* Challenge: Check each line of the records below for the word "ISSN" and copy those where it appears.

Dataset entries
BEGIN

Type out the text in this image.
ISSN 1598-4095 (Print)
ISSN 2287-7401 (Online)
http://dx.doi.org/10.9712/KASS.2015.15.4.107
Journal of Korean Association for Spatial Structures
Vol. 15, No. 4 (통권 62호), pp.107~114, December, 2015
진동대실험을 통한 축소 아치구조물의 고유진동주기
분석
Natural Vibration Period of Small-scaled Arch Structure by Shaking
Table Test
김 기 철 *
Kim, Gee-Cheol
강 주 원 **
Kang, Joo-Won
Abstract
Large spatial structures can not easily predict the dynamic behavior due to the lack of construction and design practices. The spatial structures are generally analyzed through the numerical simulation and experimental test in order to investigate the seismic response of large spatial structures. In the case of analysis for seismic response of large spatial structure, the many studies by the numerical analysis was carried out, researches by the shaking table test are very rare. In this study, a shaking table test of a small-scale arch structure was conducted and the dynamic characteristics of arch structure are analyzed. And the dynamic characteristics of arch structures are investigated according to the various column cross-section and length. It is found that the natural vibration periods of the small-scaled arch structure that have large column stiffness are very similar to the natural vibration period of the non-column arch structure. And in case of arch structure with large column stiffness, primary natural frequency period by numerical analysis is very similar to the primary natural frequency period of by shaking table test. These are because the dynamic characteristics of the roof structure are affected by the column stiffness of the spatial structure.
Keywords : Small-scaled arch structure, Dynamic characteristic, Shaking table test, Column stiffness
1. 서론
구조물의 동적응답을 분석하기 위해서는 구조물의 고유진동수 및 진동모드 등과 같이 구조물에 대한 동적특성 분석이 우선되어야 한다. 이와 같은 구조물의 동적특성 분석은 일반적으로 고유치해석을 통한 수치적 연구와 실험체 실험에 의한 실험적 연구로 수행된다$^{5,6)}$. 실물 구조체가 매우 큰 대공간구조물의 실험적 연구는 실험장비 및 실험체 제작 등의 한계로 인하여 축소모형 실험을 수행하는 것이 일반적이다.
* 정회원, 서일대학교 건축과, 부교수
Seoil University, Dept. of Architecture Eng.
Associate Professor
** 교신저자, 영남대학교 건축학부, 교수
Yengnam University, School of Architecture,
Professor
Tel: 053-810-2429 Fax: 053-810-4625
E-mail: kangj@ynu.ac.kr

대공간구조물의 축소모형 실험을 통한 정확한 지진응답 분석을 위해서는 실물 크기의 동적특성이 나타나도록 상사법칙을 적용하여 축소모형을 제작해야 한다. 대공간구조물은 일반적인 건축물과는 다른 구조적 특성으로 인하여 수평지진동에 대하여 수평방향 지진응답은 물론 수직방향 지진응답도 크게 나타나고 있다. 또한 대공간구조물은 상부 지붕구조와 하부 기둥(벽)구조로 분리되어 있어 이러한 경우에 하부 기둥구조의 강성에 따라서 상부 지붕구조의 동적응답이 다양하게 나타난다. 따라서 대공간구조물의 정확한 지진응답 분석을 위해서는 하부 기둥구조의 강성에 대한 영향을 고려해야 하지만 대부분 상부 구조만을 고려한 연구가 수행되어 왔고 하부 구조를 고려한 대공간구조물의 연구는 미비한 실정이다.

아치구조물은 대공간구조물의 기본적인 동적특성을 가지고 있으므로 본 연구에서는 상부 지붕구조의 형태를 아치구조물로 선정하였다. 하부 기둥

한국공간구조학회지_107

END

* Final answer:
ISSN 1598-4095 (Print)
ISSN 2287-7401 (Online)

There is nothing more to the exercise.